PROBLEM DESCRIPTION =>
Your task is to print all of the material verbatim.

## START RAW DATA

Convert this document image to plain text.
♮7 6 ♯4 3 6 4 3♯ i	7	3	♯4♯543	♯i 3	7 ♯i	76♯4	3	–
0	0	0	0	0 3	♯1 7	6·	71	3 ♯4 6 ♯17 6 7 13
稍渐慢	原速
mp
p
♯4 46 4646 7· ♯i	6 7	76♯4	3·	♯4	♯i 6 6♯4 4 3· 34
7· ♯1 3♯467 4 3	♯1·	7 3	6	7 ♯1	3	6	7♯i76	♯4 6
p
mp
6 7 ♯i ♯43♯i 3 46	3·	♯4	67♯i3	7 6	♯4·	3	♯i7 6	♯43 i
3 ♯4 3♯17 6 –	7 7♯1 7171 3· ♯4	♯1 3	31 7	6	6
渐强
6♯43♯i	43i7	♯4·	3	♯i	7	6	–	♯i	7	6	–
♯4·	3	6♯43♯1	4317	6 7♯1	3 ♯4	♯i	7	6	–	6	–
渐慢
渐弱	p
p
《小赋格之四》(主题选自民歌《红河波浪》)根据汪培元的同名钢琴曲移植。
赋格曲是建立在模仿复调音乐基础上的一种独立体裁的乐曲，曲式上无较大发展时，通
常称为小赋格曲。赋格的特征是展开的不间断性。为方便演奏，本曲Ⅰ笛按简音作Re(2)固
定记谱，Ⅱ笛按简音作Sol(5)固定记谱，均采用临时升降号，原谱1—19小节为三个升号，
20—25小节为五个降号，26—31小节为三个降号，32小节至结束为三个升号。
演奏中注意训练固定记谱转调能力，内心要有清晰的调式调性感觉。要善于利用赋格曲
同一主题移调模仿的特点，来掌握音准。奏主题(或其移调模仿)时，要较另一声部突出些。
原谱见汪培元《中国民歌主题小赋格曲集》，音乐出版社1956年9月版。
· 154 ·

## END RAW DATA

EXERCISE RESPONSE =>
Convert this document image to plain text.
♮7 6 ♯4 3 6 4 3♯ i	7	3	♯4♯543	♯i 3	7 ♯i	76♯4	3	–
0	0	0	0	0 3	♯1 7	6·	71	3 ♯4 6 ♯17 6 7 13
稍渐慢	原速
mp
p
♯4 46 4646 7· ♯i	6 7	76♯4	3·	♯4	♯i 6 6♯4 4 3· 34
7· ♯1 3♯467 4 3	♯1·	7 3	6	7 ♯1	3	6	7♯i76	♯4 6
p
mp
6 7 ♯i ♯43♯i 3 46	3·	♯4	67♯i3	7 6	♯4·	3	♯i7 6	♯43 i
3 ♯4 3♯17 6 –	7 7♯1 7171 3· ♯4	♯1 3	31 7	6	6
渐强
6♯43♯i	43i7	♯4·	3	♯i	7	6	–	♯i	7	6	–
♯4·	3	6♯43♯1	4317	6 7♯1	3 ♯4	♯i	7	6	–	6	–
渐慢
渐弱	p
p
《小赋格之四》(主题选自民歌《红河波浪》)根据汪培元的同名钢琴曲移植。
赋格曲是建立在模仿复调音乐基础上的一种独立体裁的乐曲，曲式上无较大发展时，通
常称为小赋格曲。赋格的特征是展开的不间断性。为方便演奏，本曲Ⅰ笛按简音作Re(2)固
定记谱，Ⅱ笛按简音作Sol(5)固定记谱，均采用临时升降号，原谱1—19小节为三个升号，
20—25小节为五个降号，26—31小节为三个降号，32小节至结束为三个升号。
演奏中注意训练固定记谱转调能力，内心要有清晰的调式调性感觉。要善于利用赋格曲
同一主题移调模仿的特点，来掌握音准。奏主题(或其移调模仿)时，要较另一声部突出些。
原谱见汪培元《中国民歌主题小赋格曲集》，音乐出版社1956年9月版。
· 154 ·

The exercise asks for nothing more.